■ PROBLEM STATEMENT
Across the entries below, how many lines contain the string "style"? Give only the count.

(Records from a dataset)
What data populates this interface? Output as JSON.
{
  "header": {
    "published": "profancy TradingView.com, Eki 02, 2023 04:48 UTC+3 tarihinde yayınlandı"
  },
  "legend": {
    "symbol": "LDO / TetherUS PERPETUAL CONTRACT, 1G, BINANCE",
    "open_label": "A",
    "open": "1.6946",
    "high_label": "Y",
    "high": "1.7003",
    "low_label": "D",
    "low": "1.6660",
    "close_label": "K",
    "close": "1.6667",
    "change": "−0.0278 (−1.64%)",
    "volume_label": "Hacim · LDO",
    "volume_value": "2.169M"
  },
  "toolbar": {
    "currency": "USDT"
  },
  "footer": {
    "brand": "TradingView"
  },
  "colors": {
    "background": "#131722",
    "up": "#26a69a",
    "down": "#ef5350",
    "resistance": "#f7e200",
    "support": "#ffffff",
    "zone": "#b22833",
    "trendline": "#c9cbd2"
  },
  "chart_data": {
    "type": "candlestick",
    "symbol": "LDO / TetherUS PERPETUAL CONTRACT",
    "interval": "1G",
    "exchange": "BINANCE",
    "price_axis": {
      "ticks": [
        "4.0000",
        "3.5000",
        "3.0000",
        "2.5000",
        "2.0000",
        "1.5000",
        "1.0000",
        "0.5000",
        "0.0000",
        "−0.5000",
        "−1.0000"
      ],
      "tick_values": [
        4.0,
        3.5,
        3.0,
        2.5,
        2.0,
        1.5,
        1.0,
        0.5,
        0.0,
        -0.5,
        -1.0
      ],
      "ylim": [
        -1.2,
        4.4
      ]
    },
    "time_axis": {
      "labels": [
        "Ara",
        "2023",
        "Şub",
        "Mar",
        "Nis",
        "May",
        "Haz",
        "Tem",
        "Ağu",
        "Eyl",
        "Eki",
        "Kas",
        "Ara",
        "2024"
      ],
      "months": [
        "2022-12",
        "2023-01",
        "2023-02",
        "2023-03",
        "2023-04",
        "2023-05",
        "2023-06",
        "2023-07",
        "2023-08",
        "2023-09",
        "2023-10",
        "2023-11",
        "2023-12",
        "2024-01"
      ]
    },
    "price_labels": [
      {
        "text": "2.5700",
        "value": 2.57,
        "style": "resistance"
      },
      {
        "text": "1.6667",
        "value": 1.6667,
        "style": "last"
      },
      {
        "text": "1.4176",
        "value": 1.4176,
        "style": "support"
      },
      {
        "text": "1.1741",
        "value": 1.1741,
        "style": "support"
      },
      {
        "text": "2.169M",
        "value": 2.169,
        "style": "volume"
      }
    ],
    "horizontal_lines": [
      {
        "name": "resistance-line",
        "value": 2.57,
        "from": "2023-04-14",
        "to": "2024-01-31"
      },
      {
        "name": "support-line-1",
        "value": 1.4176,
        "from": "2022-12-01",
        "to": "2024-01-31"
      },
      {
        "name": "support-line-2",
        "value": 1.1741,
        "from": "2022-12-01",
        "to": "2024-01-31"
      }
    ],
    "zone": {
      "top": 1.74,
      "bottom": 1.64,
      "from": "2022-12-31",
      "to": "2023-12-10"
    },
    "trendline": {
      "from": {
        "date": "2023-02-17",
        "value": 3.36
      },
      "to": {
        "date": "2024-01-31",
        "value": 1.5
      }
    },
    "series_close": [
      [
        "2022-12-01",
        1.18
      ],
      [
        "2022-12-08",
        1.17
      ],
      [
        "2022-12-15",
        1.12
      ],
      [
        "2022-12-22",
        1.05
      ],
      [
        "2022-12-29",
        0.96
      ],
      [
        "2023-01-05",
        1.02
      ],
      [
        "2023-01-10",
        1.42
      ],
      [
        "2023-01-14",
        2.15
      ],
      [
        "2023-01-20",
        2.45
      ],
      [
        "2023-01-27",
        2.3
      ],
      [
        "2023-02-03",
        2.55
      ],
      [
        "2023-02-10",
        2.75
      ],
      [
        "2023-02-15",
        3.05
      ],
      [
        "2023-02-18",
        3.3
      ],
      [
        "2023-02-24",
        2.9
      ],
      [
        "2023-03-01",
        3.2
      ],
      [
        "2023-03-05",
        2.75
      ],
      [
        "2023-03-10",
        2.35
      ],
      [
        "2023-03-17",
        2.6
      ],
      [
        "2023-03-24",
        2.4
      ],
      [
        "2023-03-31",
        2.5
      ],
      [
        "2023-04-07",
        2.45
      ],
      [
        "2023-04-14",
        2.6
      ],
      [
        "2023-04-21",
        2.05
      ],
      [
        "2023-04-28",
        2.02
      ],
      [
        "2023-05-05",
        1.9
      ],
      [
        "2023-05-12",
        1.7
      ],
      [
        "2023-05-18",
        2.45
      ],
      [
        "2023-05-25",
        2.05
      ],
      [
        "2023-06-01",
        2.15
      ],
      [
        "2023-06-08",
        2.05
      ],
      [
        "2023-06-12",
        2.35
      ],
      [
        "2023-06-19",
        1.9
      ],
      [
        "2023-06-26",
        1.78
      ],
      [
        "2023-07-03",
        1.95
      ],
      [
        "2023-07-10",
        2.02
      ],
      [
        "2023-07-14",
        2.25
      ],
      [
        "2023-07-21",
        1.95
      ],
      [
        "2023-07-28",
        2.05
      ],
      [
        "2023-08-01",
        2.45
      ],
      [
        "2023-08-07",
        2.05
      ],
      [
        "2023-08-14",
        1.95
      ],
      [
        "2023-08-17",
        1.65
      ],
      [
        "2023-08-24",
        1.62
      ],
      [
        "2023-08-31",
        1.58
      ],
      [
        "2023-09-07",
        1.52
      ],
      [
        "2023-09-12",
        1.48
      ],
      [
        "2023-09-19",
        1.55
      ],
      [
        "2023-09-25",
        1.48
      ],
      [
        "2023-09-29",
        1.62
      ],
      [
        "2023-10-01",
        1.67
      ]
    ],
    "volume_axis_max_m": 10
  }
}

■ OUTPUT BELOW
5